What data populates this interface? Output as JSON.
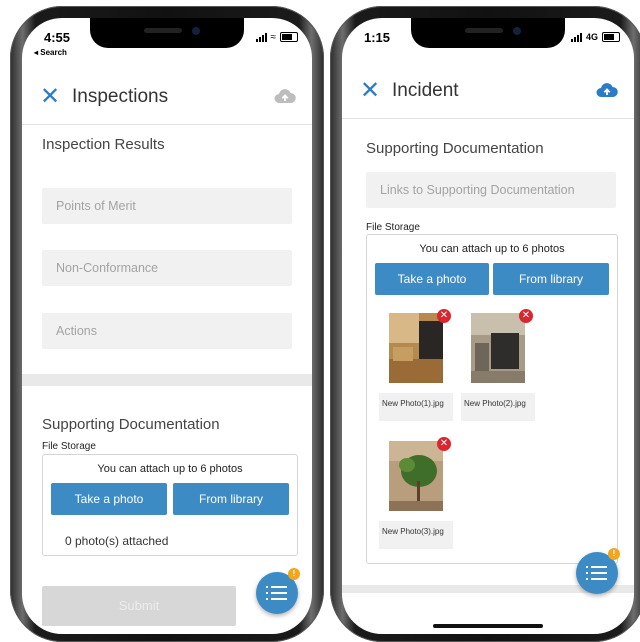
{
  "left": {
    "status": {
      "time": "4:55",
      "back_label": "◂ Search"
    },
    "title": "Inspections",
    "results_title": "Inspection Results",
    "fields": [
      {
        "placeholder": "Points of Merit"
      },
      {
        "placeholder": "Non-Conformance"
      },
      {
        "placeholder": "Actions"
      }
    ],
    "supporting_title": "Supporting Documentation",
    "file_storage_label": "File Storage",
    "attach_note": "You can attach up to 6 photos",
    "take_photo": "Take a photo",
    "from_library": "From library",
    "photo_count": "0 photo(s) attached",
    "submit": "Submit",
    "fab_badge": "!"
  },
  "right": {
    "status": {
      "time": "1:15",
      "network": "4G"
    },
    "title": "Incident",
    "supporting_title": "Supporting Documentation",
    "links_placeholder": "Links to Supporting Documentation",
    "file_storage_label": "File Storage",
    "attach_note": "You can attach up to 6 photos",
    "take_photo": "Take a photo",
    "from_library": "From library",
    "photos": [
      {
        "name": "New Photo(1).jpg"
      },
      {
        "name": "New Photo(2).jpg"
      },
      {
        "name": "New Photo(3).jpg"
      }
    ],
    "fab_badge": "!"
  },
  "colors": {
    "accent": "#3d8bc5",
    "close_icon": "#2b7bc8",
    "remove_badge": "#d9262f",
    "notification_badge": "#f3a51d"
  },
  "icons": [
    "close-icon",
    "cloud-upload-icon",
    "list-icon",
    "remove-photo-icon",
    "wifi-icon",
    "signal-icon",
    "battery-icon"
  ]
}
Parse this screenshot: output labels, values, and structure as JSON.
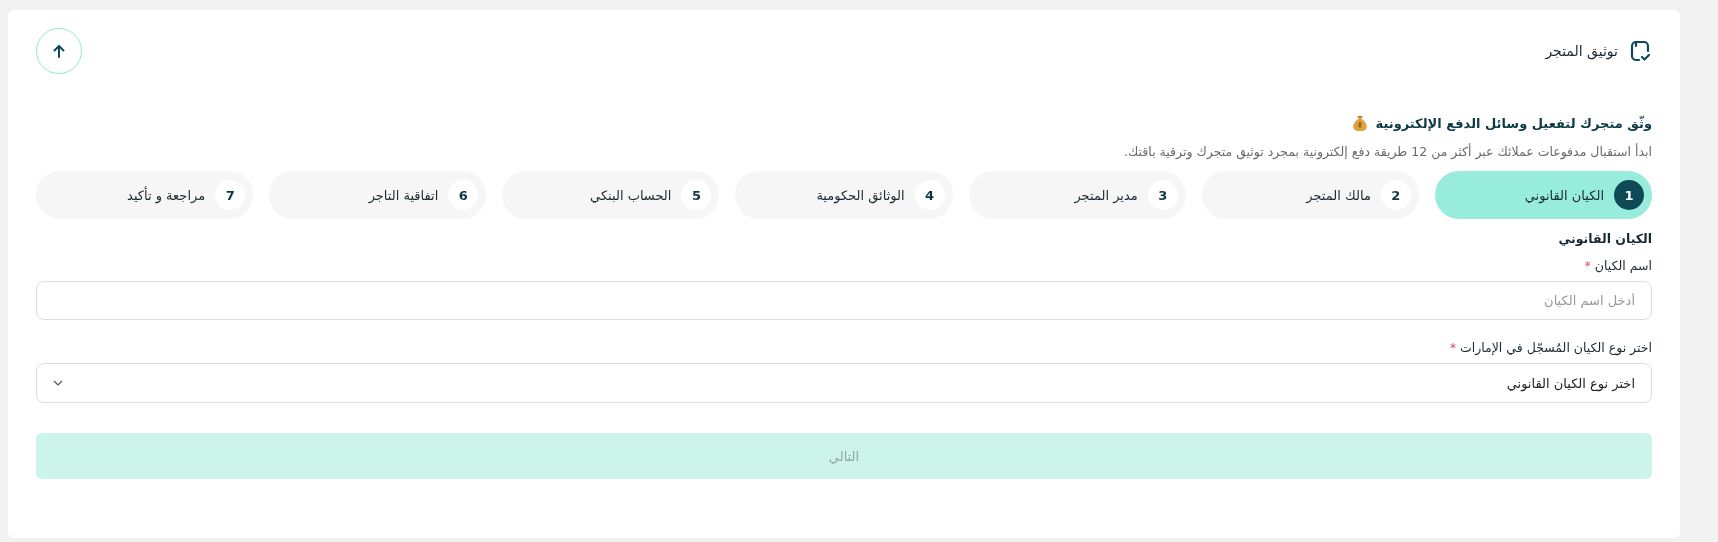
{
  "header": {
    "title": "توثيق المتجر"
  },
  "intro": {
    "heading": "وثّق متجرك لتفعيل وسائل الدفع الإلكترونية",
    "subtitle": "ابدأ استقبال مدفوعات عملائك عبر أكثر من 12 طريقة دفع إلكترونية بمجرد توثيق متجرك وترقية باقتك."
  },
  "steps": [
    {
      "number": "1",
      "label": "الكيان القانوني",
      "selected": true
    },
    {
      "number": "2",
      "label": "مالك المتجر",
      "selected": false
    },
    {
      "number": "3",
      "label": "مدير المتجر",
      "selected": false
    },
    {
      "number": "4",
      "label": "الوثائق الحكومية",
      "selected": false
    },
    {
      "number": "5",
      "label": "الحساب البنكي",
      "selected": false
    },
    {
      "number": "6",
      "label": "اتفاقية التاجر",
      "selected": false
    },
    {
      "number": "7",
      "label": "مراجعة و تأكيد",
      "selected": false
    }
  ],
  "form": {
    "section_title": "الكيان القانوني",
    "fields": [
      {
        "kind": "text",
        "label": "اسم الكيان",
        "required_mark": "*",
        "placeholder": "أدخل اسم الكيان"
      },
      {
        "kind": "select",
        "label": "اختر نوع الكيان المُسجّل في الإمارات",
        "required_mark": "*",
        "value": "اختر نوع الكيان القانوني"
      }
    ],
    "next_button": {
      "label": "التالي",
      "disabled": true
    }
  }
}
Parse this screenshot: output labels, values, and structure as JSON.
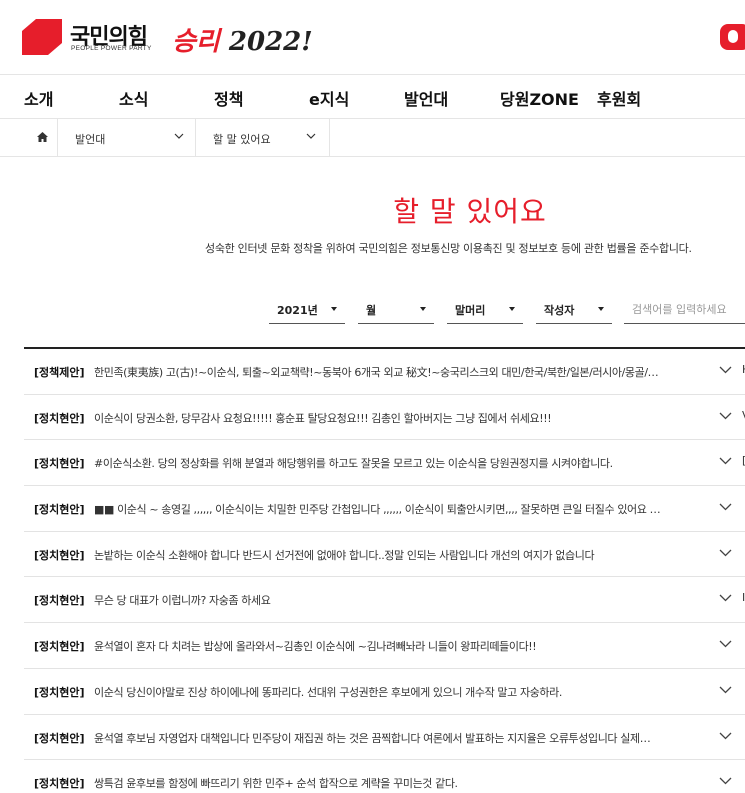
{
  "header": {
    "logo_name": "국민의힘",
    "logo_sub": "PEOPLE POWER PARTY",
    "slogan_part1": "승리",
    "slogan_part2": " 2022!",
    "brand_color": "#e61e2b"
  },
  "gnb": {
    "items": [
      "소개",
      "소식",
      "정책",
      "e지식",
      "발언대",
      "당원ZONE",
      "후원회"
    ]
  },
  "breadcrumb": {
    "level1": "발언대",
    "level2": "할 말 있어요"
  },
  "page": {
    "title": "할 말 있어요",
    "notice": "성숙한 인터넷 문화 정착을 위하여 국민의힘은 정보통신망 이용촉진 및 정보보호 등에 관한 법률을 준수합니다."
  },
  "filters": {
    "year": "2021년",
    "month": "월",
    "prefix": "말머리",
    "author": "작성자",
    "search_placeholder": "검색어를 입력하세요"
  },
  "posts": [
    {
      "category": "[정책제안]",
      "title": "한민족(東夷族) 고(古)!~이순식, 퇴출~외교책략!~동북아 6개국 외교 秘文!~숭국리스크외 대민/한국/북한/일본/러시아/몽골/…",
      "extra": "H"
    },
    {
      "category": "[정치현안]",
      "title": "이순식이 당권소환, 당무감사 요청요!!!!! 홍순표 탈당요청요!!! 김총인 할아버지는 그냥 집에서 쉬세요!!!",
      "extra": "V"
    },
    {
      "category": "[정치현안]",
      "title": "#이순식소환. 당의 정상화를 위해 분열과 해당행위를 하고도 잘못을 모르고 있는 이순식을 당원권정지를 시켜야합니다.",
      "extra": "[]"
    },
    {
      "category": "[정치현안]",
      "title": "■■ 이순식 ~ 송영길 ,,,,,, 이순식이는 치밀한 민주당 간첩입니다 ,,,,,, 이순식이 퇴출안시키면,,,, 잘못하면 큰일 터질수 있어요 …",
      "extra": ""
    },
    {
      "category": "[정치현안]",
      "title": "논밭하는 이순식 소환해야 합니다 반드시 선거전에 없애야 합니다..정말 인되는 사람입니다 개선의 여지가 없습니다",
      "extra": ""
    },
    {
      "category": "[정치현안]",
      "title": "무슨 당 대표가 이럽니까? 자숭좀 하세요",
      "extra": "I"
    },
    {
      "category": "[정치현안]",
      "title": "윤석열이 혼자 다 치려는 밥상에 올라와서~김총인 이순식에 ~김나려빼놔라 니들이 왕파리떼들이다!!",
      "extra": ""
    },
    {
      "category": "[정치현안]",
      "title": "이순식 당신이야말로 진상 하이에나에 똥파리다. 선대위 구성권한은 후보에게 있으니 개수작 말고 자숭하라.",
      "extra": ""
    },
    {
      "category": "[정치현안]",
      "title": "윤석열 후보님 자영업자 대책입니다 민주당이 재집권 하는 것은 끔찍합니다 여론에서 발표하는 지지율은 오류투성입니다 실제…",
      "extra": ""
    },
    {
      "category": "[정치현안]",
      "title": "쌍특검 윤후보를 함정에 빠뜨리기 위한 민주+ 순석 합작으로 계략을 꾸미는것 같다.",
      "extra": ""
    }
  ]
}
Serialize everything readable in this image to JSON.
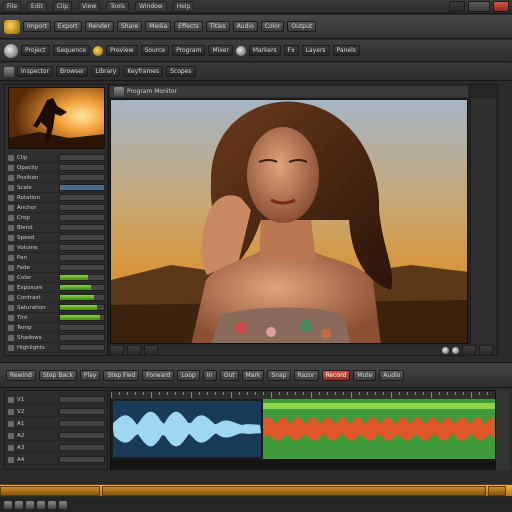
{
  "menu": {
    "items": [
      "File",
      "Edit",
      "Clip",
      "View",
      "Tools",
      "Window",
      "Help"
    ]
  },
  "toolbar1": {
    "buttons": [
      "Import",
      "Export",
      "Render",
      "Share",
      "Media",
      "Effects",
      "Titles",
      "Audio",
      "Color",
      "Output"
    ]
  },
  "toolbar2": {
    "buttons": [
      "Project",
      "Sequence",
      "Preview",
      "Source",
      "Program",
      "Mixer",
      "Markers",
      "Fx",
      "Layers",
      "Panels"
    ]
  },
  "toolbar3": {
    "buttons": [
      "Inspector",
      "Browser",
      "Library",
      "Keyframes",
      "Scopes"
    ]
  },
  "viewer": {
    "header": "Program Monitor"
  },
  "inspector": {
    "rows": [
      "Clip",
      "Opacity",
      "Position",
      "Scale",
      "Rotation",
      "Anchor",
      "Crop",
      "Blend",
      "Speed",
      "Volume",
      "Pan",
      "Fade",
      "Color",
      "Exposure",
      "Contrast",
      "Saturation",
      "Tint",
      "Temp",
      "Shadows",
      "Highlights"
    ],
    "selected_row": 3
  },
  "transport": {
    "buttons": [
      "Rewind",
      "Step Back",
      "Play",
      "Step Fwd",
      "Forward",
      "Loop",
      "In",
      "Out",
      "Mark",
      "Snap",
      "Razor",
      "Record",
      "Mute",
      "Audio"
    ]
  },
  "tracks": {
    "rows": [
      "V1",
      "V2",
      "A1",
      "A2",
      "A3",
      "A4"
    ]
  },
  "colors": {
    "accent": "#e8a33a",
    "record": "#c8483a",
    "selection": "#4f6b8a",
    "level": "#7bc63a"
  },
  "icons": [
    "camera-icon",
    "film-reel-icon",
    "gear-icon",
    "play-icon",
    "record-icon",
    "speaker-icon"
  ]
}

=== The exercise ===
Check each line of the entries above, and show every one holding the word "number".

=== Solution ===
      "number": "1",
      "number": "2",
      "number": "3",
      "number": "4",
      "number": "5",
      "number": "6",
      "number": "7",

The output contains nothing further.